### STATED EXERCISE
Write out the records beneath this line exactly as they appear, minus any images.

### GIVEN INFORMATION
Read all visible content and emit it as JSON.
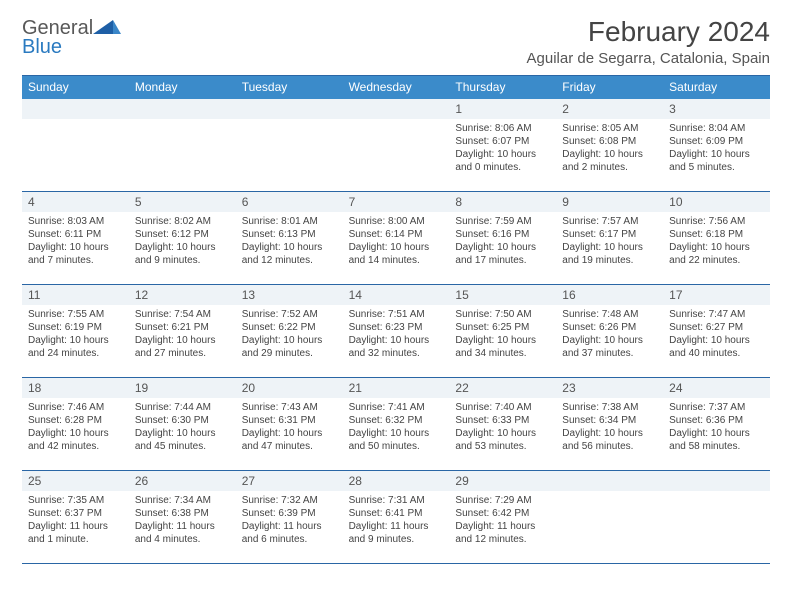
{
  "brand": {
    "word1": "General",
    "word2": "Blue",
    "color1": "#585858",
    "color2": "#2a7ac0",
    "tri_color": "#1e5fa6"
  },
  "title": "February 2024",
  "location": "Aguilar de Segarra, Catalonia, Spain",
  "header_bg": "#3b8bca",
  "rule_color": "#2a66a5",
  "daynum_bg": "#eef3f7",
  "day_names": [
    "Sunday",
    "Monday",
    "Tuesday",
    "Wednesday",
    "Thursday",
    "Friday",
    "Saturday"
  ],
  "weeks": [
    [
      null,
      null,
      null,
      null,
      {
        "n": "1",
        "sr": "Sunrise: 8:06 AM",
        "ss": "Sunset: 6:07 PM",
        "dl": "Daylight: 10 hours and 0 minutes."
      },
      {
        "n": "2",
        "sr": "Sunrise: 8:05 AM",
        "ss": "Sunset: 6:08 PM",
        "dl": "Daylight: 10 hours and 2 minutes."
      },
      {
        "n": "3",
        "sr": "Sunrise: 8:04 AM",
        "ss": "Sunset: 6:09 PM",
        "dl": "Daylight: 10 hours and 5 minutes."
      }
    ],
    [
      {
        "n": "4",
        "sr": "Sunrise: 8:03 AM",
        "ss": "Sunset: 6:11 PM",
        "dl": "Daylight: 10 hours and 7 minutes."
      },
      {
        "n": "5",
        "sr": "Sunrise: 8:02 AM",
        "ss": "Sunset: 6:12 PM",
        "dl": "Daylight: 10 hours and 9 minutes."
      },
      {
        "n": "6",
        "sr": "Sunrise: 8:01 AM",
        "ss": "Sunset: 6:13 PM",
        "dl": "Daylight: 10 hours and 12 minutes."
      },
      {
        "n": "7",
        "sr": "Sunrise: 8:00 AM",
        "ss": "Sunset: 6:14 PM",
        "dl": "Daylight: 10 hours and 14 minutes."
      },
      {
        "n": "8",
        "sr": "Sunrise: 7:59 AM",
        "ss": "Sunset: 6:16 PM",
        "dl": "Daylight: 10 hours and 17 minutes."
      },
      {
        "n": "9",
        "sr": "Sunrise: 7:57 AM",
        "ss": "Sunset: 6:17 PM",
        "dl": "Daylight: 10 hours and 19 minutes."
      },
      {
        "n": "10",
        "sr": "Sunrise: 7:56 AM",
        "ss": "Sunset: 6:18 PM",
        "dl": "Daylight: 10 hours and 22 minutes."
      }
    ],
    [
      {
        "n": "11",
        "sr": "Sunrise: 7:55 AM",
        "ss": "Sunset: 6:19 PM",
        "dl": "Daylight: 10 hours and 24 minutes."
      },
      {
        "n": "12",
        "sr": "Sunrise: 7:54 AM",
        "ss": "Sunset: 6:21 PM",
        "dl": "Daylight: 10 hours and 27 minutes."
      },
      {
        "n": "13",
        "sr": "Sunrise: 7:52 AM",
        "ss": "Sunset: 6:22 PM",
        "dl": "Daylight: 10 hours and 29 minutes."
      },
      {
        "n": "14",
        "sr": "Sunrise: 7:51 AM",
        "ss": "Sunset: 6:23 PM",
        "dl": "Daylight: 10 hours and 32 minutes."
      },
      {
        "n": "15",
        "sr": "Sunrise: 7:50 AM",
        "ss": "Sunset: 6:25 PM",
        "dl": "Daylight: 10 hours and 34 minutes."
      },
      {
        "n": "16",
        "sr": "Sunrise: 7:48 AM",
        "ss": "Sunset: 6:26 PM",
        "dl": "Daylight: 10 hours and 37 minutes."
      },
      {
        "n": "17",
        "sr": "Sunrise: 7:47 AM",
        "ss": "Sunset: 6:27 PM",
        "dl": "Daylight: 10 hours and 40 minutes."
      }
    ],
    [
      {
        "n": "18",
        "sr": "Sunrise: 7:46 AM",
        "ss": "Sunset: 6:28 PM",
        "dl": "Daylight: 10 hours and 42 minutes."
      },
      {
        "n": "19",
        "sr": "Sunrise: 7:44 AM",
        "ss": "Sunset: 6:30 PM",
        "dl": "Daylight: 10 hours and 45 minutes."
      },
      {
        "n": "20",
        "sr": "Sunrise: 7:43 AM",
        "ss": "Sunset: 6:31 PM",
        "dl": "Daylight: 10 hours and 47 minutes."
      },
      {
        "n": "21",
        "sr": "Sunrise: 7:41 AM",
        "ss": "Sunset: 6:32 PM",
        "dl": "Daylight: 10 hours and 50 minutes."
      },
      {
        "n": "22",
        "sr": "Sunrise: 7:40 AM",
        "ss": "Sunset: 6:33 PM",
        "dl": "Daylight: 10 hours and 53 minutes."
      },
      {
        "n": "23",
        "sr": "Sunrise: 7:38 AM",
        "ss": "Sunset: 6:34 PM",
        "dl": "Daylight: 10 hours and 56 minutes."
      },
      {
        "n": "24",
        "sr": "Sunrise: 7:37 AM",
        "ss": "Sunset: 6:36 PM",
        "dl": "Daylight: 10 hours and 58 minutes."
      }
    ],
    [
      {
        "n": "25",
        "sr": "Sunrise: 7:35 AM",
        "ss": "Sunset: 6:37 PM",
        "dl": "Daylight: 11 hours and 1 minute."
      },
      {
        "n": "26",
        "sr": "Sunrise: 7:34 AM",
        "ss": "Sunset: 6:38 PM",
        "dl": "Daylight: 11 hours and 4 minutes."
      },
      {
        "n": "27",
        "sr": "Sunrise: 7:32 AM",
        "ss": "Sunset: 6:39 PM",
        "dl": "Daylight: 11 hours and 6 minutes."
      },
      {
        "n": "28",
        "sr": "Sunrise: 7:31 AM",
        "ss": "Sunset: 6:41 PM",
        "dl": "Daylight: 11 hours and 9 minutes."
      },
      {
        "n": "29",
        "sr": "Sunrise: 7:29 AM",
        "ss": "Sunset: 6:42 PM",
        "dl": "Daylight: 11 hours and 12 minutes."
      },
      null,
      null
    ]
  ]
}
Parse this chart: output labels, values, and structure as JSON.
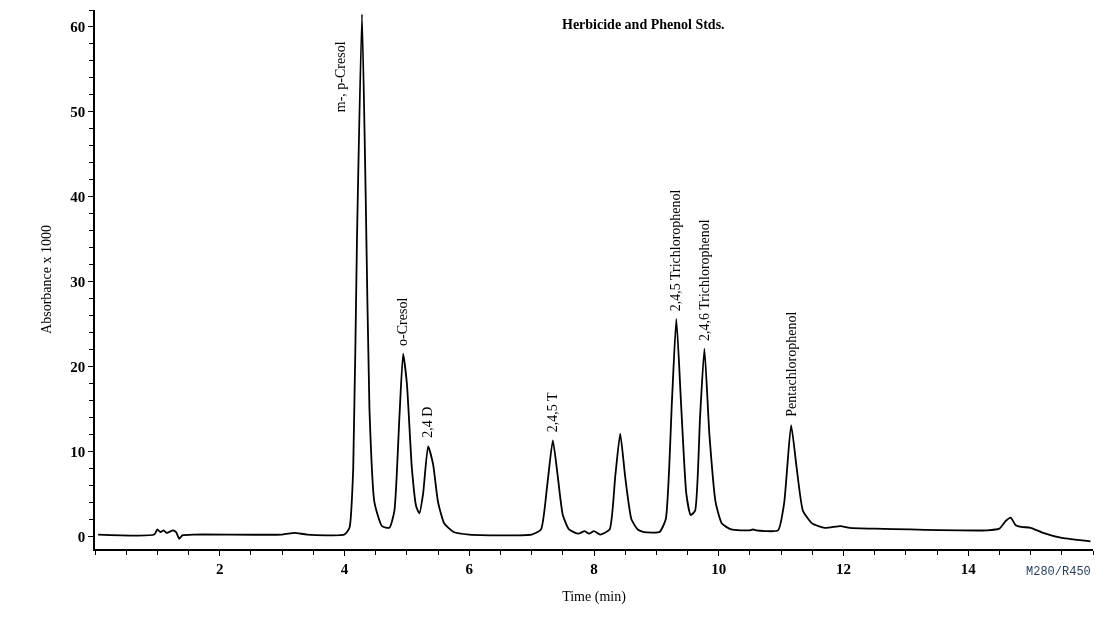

### COMPLETE RESPONSE
Read all visible content and emit it as JSON.
{
  "brand": {
    "word1": "General",
    "word2": "Blue",
    "color1": "#585858",
    "color2": "#2a7ac0",
    "tri_color": "#1e5fa6"
  },
  "title": "February 2024",
  "location": "Aguilar de Segarra, Catalonia, Spain",
  "header_bg": "#3b8bca",
  "rule_color": "#2a66a5",
  "daynum_bg": "#eef3f7",
  "day_names": [
    "Sunday",
    "Monday",
    "Tuesday",
    "Wednesday",
    "Thursday",
    "Friday",
    "Saturday"
  ],
  "weeks": [
    [
      null,
      null,
      null,
      null,
      {
        "n": "1",
        "sr": "Sunrise: 8:06 AM",
        "ss": "Sunset: 6:07 PM",
        "dl": "Daylight: 10 hours and 0 minutes."
      },
      {
        "n": "2",
        "sr": "Sunrise: 8:05 AM",
        "ss": "Sunset: 6:08 PM",
        "dl": "Daylight: 10 hours and 2 minutes."
      },
      {
        "n": "3",
        "sr": "Sunrise: 8:04 AM",
        "ss": "Sunset: 6:09 PM",
        "dl": "Daylight: 10 hours and 5 minutes."
      }
    ],
    [
      {
        "n": "4",
        "sr": "Sunrise: 8:03 AM",
        "ss": "Sunset: 6:11 PM",
        "dl": "Daylight: 10 hours and 7 minutes."
      },
      {
        "n": "5",
        "sr": "Sunrise: 8:02 AM",
        "ss": "Sunset: 6:12 PM",
        "dl": "Daylight: 10 hours and 9 minutes."
      },
      {
        "n": "6",
        "sr": "Sunrise: 8:01 AM",
        "ss": "Sunset: 6:13 PM",
        "dl": "Daylight: 10 hours and 12 minutes."
      },
      {
        "n": "7",
        "sr": "Sunrise: 8:00 AM",
        "ss": "Sunset: 6:14 PM",
        "dl": "Daylight: 10 hours and 14 minutes."
      },
      {
        "n": "8",
        "sr": "Sunrise: 7:59 AM",
        "ss": "Sunset: 6:16 PM",
        "dl": "Daylight: 10 hours and 17 minutes."
      },
      {
        "n": "9",
        "sr": "Sunrise: 7:57 AM",
        "ss": "Sunset: 6:17 PM",
        "dl": "Daylight: 10 hours and 19 minutes."
      },
      {
        "n": "10",
        "sr": "Sunrise: 7:56 AM",
        "ss": "Sunset: 6:18 PM",
        "dl": "Daylight: 10 hours and 22 minutes."
      }
    ],
    [
      {
        "n": "11",
        "sr": "Sunrise: 7:55 AM",
        "ss": "Sunset: 6:19 PM",
        "dl": "Daylight: 10 hours and 24 minutes."
      },
      {
        "n": "12",
        "sr": "Sunrise: 7:54 AM",
        "ss": "Sunset: 6:21 PM",
        "dl": "Daylight: 10 hours and 27 minutes."
      },
      {
        "n": "13",
        "sr": "Sunrise: 7:52 AM",
        "ss": "Sunset: 6:22 PM",
        "dl": "Daylight: 10 hours and 29 minutes."
      },
      {
        "n": "14",
        "sr": "Sunrise: 7:51 AM",
        "ss": "Sunset: 6:23 PM",
        "dl": "Daylight: 10 hours and 32 minutes."
      },
      {
        "n": "15",
        "sr": "Sunrise: 7:50 AM",
        "ss": "Sunset: 6:25 PM",
        "dl": "Daylight: 10 hours and 34 minutes."
      },
      {
        "n": "16",
        "sr": "Sunrise: 7:48 AM",
        "ss": "Sunset: 6:26 PM",
        "dl": "Daylight: 10 hours and 37 minutes."
      },
      {
        "n": "17",
        "sr": "Sunrise: 7:47 AM",
        "ss": "Sunset: 6:27 PM",
        "dl": "Daylight: 10 hours and 40 minutes."
      }
    ],
    [
      {
        "n": "18",
        "sr": "Sunrise: 7:46 AM",
        "ss": "Sunset: 6:28 PM",
        "dl": "Daylight: 10 hours and 42 minutes."
      },
      {
        "n": "19",
        "sr": "Sunrise: 7:44 AM",
        "ss": "Sunset: 6:30 PM",
        "dl": "Daylight: 10 hours and 45 minutes."
      },
      {
        "n": "20",
        "sr": "Sunrise: 7:43 AM",
        "ss": "Sunset: 6:31 PM",
        "dl": "Daylight: 10 hours and 47 minutes."
      },
      {
        "n": "21",
        "sr": "Sunrise: 7:41 AM",
        "ss": "Sunset: 6:32 PM",
        "dl": "Daylight: 10 hours and 50 minutes."
      },
      {
        "n": "22",
        "sr": "Sunrise: 7:40 AM",
        "ss": "Sunset: 6:33 PM",
        "dl": "Daylight: 10 hours and 53 minutes."
      },
      {
        "n": "23",
        "sr": "Sunrise: 7:38 AM",
        "ss": "Sunset: 6:34 PM",
        "dl": "Daylight: 10 hours and 56 minutes."
      },
      {
        "n": "24",
        "sr": "Sunrise: 7:37 AM",
        "ss": "Sunset: 6:36 PM",
        "dl": "Daylight: 10 hours and 58 minutes."
      }
    ],
    [
      {
        "n": "25",
        "sr": "Sunrise: 7:35 AM",
        "ss": "Sunset: 6:37 PM",
        "dl": "Daylight: 11 hours and 1 minute."
      },
      {
        "n": "26",
        "sr": "Sunrise: 7:34 AM",
        "ss": "Sunset: 6:38 PM",
        "dl": "Daylight: 11 hours and 4 minutes."
      },
      {
        "n": "27",
        "sr": "Sunrise: 7:32 AM",
        "ss": "Sunset: 6:39 PM",
        "dl": "Daylight: 11 hours and 6 minutes."
      },
      {
        "n": "28",
        "sr": "Sunrise: 7:31 AM",
        "ss": "Sunset: 6:41 PM",
        "dl": "Daylight: 11 hours and 9 minutes."
      },
      {
        "n": "29",
        "sr": "Sunrise: 7:29 AM",
        "ss": "Sunset: 6:42 PM",
        "dl": "Daylight: 11 hours and 12 minutes."
      },
      null,
      null
    ]
  ]
}
Parse this chart: output labels, values, and structure as JSON.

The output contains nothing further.